Texte proposé:
# # # #
Le design aléatoire à terminer : Céline Picard

“ Poussant les choses à l'extrême, rien n'empêche d'imaginer que la conception de l'objet final puisse être, un jour, le fait de l'utilisateur
lui-même, le designer conservant, peut-être (…)
un rôle de guide. ”
Raymond GUIDOT (1994, p.212)


Quelques designers orientent le design vers des applications plus audacieuses afin de sortir d’une production standardisée mais aussi d’une surconsommation tendant à désincarner l’usager. Quelques consommateurs trouvent des stratégies afin de se réapproprier les objets de grande consommation, de les rendre uniques. Ayant perçu cette mouvance, certains designers se lancent dans le concept du “ design aléatoire ”, tel que nous le nommons. Son objectif principal est d'impliquer largement l'usager dans la finalisation de leur objet. Ainsi, le consommateur passe d’un statut passif à actif en devenant quasi co-designer. Le positionnement conceptuel des designers de l’aléatoire, plus proche de ceux connus dans le champ des arts plastiques contemporains, place leurs productions à mi-chemin de l'art et du design d'objet.
# # # #
Données présentées:
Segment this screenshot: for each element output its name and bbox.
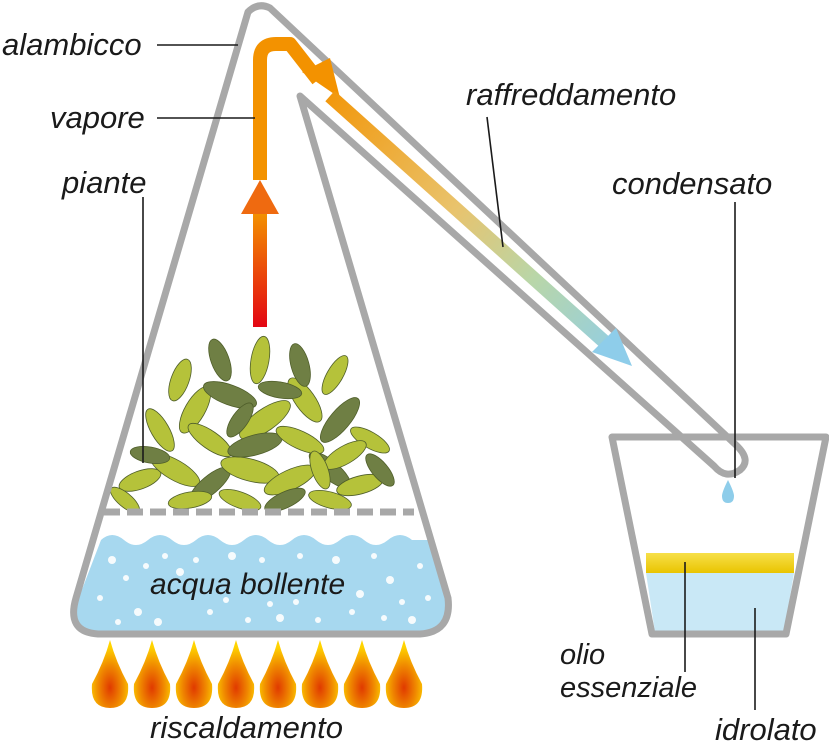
label-plants: piante [61,165,146,200]
label-essential-oil-line1: olio [560,639,605,671]
flame-icon [259,640,297,708]
condensate-drop-icon [722,480,734,503]
flame-icon [217,640,255,708]
label-steam: vapore [50,100,145,135]
label-boiling-water: acqua bollente [150,568,345,601]
vapor-flow-arrow [253,37,340,180]
steam-arrow [241,180,279,327]
flame-icon [301,640,339,708]
flame-icon [175,640,213,708]
label-alembic: alambicco [2,27,142,62]
receiving-beaker [608,433,829,638]
label-heating: riscaldamento [150,710,343,745]
label-essential-oil-line2: essenziale [560,672,697,704]
flame-icon [385,640,423,708]
flame-icon [91,640,129,708]
plants-bundle [110,335,395,514]
boiling-water [76,535,449,632]
label-leaders [142,44,756,710]
flame-icon [343,640,381,708]
heating-flames [91,640,423,708]
label-hydrolate: idrolato [715,712,817,745]
cooling-arrow [325,90,632,366]
alembic-flask [70,2,749,638]
label-condensate: condensato [612,166,772,201]
flame-icon [133,640,171,708]
label-cooling: raffreddamento [466,77,676,112]
water-bubbles [97,552,431,626]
# # # #
Consignes écrites:
[1] Transcrivez sans rien modifier le passage du texte sur le design aléatoire qui va de « Quelques designers orientent » jusqu'à « du design d'objet. ».
[2] Poursuivez le texte sur le design aléatoire à partir de l'endroit où il s'arrête.
Les entrées forment un matériau distinct du texte sur le design aléatoire.

Réponses données:
[1]
Quelques designers orientent le design vers des applications plus audacieuses afin de sortir d’une production standardisée mais aussi d’une surconsommation tendant à désincarner l’usager. Quelques consommateurs trouvent des stratégies afin de se réapproprier les objets de grande consommation, de les rendre uniques. Ayant perçu cette mouvance, certains designers se lancent dans le concept du “ design aléatoire ”, tel que nous le nommons. Son objectif principal est d'impliquer largement l'usager dans la finalisation de leur objet. Ainsi, le consommateur passe d’un statut passif à actif en devenant quasi co-designer. Le positionnement conceptuel des designers de l’aléatoire, plus proche de ceux connus dans le champ des arts plastiques contemporains, place leurs productions à mi-chemin de l'art et du design d'objet.

[2]
Design aléatoire, sujet-actant, non-fini, imperfection, interdisciplinarité

Les premières automobiles étaient livrées dans leur plus simple expression : un chassis, un moteur. A la charge du carrossier local de la compléter selon les désirs du client. A l’inverse, le consommateur contemporain est submergé d’une foule de produits finis. Tout est mis en place pour pousser à la consommation excessive. En réaction à ce système est né une besoin de personnaliser notre environnement quotidien. Il est apparu en Californie, entre 1940 et 1965 sous le terme de “ tunning ” et consistait alors à opérer des modifications esthétiques et performatives sur des véhicules, les transposant de la sphère industrielle à la sphère artistique. Ce désir de se réapproprier des productions “ anonymes ”, s’est développé jusqu’à aujourd’hui, de la mode des meubles en kit, des tags à la personnalisation de vêtements, téléphones. Leur présence quotidienne excessive, leur standardisation à outrance, déshumanisée, provoque un besoin de reconnaissance individuelle.
Quelques designers, que nous nommons “ designers de l’aléatoire ”, tentant de répondre à cette volonté toujours croissante, proposent des produits non-finis, “ à terminer ” par le consommateur. L’aléatoire intervient tant dans la non-maîtrise des gestes de l'acheteur que dans l’impossibilité pour le designer de prédéfinir la forme ou la fonction de l’objet.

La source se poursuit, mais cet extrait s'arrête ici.